*AIM OF THE TASK*
Every entry that follows needs to be repeated exactly.

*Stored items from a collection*
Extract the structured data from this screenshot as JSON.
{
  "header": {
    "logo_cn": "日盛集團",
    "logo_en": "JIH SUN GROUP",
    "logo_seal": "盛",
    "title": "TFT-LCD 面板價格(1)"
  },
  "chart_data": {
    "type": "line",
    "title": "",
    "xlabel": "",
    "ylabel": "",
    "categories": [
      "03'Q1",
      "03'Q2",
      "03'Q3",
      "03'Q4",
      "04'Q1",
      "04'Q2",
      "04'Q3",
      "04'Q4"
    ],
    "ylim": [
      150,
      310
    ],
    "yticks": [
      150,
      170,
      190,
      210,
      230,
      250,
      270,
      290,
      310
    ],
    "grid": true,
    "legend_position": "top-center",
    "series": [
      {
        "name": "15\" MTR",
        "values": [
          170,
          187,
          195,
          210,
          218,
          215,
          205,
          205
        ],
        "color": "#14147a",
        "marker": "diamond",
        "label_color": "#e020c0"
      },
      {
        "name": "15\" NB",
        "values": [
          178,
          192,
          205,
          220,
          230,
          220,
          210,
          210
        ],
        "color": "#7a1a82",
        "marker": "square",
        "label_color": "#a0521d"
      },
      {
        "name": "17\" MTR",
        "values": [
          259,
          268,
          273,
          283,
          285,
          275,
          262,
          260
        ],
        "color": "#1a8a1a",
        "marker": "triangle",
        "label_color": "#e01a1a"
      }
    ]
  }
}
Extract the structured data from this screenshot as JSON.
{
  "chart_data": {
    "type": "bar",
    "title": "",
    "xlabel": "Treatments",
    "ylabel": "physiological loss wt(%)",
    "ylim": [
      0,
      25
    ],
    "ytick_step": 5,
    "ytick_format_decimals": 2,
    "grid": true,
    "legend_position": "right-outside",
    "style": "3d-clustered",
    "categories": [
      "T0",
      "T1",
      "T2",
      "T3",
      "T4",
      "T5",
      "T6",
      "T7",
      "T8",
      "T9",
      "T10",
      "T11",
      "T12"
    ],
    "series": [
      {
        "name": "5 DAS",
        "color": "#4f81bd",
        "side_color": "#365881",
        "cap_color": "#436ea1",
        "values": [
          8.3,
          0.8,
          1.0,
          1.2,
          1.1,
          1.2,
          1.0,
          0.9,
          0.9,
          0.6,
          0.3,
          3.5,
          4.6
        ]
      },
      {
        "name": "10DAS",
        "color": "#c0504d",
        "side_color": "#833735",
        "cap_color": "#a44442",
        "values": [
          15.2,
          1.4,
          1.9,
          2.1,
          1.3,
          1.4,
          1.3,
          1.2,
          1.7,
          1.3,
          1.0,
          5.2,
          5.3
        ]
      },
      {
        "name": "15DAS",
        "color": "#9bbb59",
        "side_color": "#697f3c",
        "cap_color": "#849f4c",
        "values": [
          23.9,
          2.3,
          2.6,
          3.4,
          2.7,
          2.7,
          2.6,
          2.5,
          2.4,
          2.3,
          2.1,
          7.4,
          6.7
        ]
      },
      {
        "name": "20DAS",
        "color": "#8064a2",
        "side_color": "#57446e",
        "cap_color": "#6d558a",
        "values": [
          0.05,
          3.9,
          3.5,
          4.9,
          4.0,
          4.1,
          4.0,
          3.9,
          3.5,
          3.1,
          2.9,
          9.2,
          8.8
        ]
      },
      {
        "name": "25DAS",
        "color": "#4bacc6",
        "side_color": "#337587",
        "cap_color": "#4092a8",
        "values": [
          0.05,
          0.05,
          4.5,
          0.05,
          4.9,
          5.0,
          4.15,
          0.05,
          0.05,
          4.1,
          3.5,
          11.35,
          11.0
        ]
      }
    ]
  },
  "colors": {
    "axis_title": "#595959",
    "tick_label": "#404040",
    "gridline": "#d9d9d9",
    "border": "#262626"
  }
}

*EXERCISE RESULT*
Extract the structured data from this screenshot as JSON.
{
  "header": {
    "logo_cn": "日盛集團",
    "logo_en": "JIH SUN GROUP",
    "logo_seal": "盛",
    "title": "TFT-LCD 面板價格(1)"
  },
  "chart_data": {
    "type": "line",
    "title": "",
    "xlabel": "",
    "ylabel": "",
    "categories": [
      "03'Q1",
      "03'Q2",
      "03'Q3",
      "03'Q4",
      "04'Q1",
      "04'Q2",
      "04'Q3",
      "04'Q4"
    ],
    "ylim": [
      150,
      310
    ],
    "yticks": [
      150,
      170,
      190,
      210,
      230,
      250,
      270,
      290,
      310
    ],
    "grid": true,
    "legend_position": "top-center",
    "series": [
      {
        "name": "15\" MTR",
        "values": [
          170,
          187,
          195,
          210,
          218,
          215,
          205,
          205
        ],
        "color": "#14147a",
        "marker": "diamond",
        "label_color": "#e020c0"
      },
      {
        "name": "15\" NB",
        "values": [
          178,
          192,
          205,
          220,
          230,
          220,
          210,
          210
        ],
        "color": "#7a1a82",
        "marker": "square",
        "label_color": "#a0521d"
      },
      {
        "name": "17\" MTR",
        "values": [
          259,
          268,
          273,
          283,
          285,
          275,
          262,
          260
        ],
        "color": "#1a8a1a",
        "marker": "triangle",
        "label_color": "#e01a1a"
      }
    ]
  }
}
Extract the structured data from this screenshot as JSON.
{
  "chart_data": {
    "type": "bar",
    "title": "",
    "xlabel": "Treatments",
    "ylabel": "physiological loss wt(%)",
    "ylim": [
      0,
      25
    ],
    "ytick_step": 5,
    "ytick_format_decimals": 2,
    "grid": true,
    "legend_position": "right-outside",
    "style": "3d-clustered",
    "categories": [
      "T0",
      "T1",
      "T2",
      "T3",
      "T4",
      "T5",
      "T6",
      "T7",
      "T8",
      "T9",
      "T10",
      "T11",
      "T12"
    ],
    "series": [
      {
        "name": "5 DAS",
        "color": "#4f81bd",
        "side_color": "#365881",
        "cap_color": "#436ea1",
        "values": [
          8.3,
          0.8,
          1.0,
          1.2,
          1.1,
          1.2,
          1.0,
          0.9,
          0.9,
          0.6,
          0.3,
          3.5,
          4.6
        ]
      },
      {
        "name": "10DAS",
        "color": "#c0504d",
        "side_color": "#833735",
        "cap_color": "#a44442",
        "values": [
          15.2,
          1.4,
          1.9,
          2.1,
          1.3,
          1.4,
          1.3,
          1.2,
          1.7,
          1.3,
          1.0,
          5.2,
          5.3
        ]
      },
      {
        "name": "15DAS",
        "color": "#9bbb59",
        "side_color": "#697f3c",
        "cap_color": "#849f4c",
        "values": [
          23.9,
          2.3,
          2.6,
          3.4,
          2.7,
          2.7,
          2.6,
          2.5,
          2.4,
          2.3,
          2.1,
          7.4,
          6.7
        ]
      },
      {
        "name": "20DAS",
        "color": "#8064a2",
        "side_color": "#57446e",
        "cap_color": "#6d558a",
        "values": [
          0.05,
          3.9,
          3.5,
          4.9,
          4.0,
          4.1,
          4.0,
          3.9,
          3.5,
          3.1,
          2.9,
          9.2,
          8.8
        ]
      },
      {
        "name": "25DAS",
        "color": "#4bacc6",
        "side_color": "#337587",
        "cap_color": "#4092a8",
        "values": [
          0.05,
          0.05,
          4.5,
          0.05,
          4.9,
          5.0,
          4.15,
          0.05,
          0.05,
          4.1,
          3.5,
          11.35,
          11.0
        ]
      }
    ]
  },
  "colors": {
    "axis_title": "#595959",
    "tick_label": "#404040",
    "gridline": "#d9d9d9",
    "border": "#262626"
  }
}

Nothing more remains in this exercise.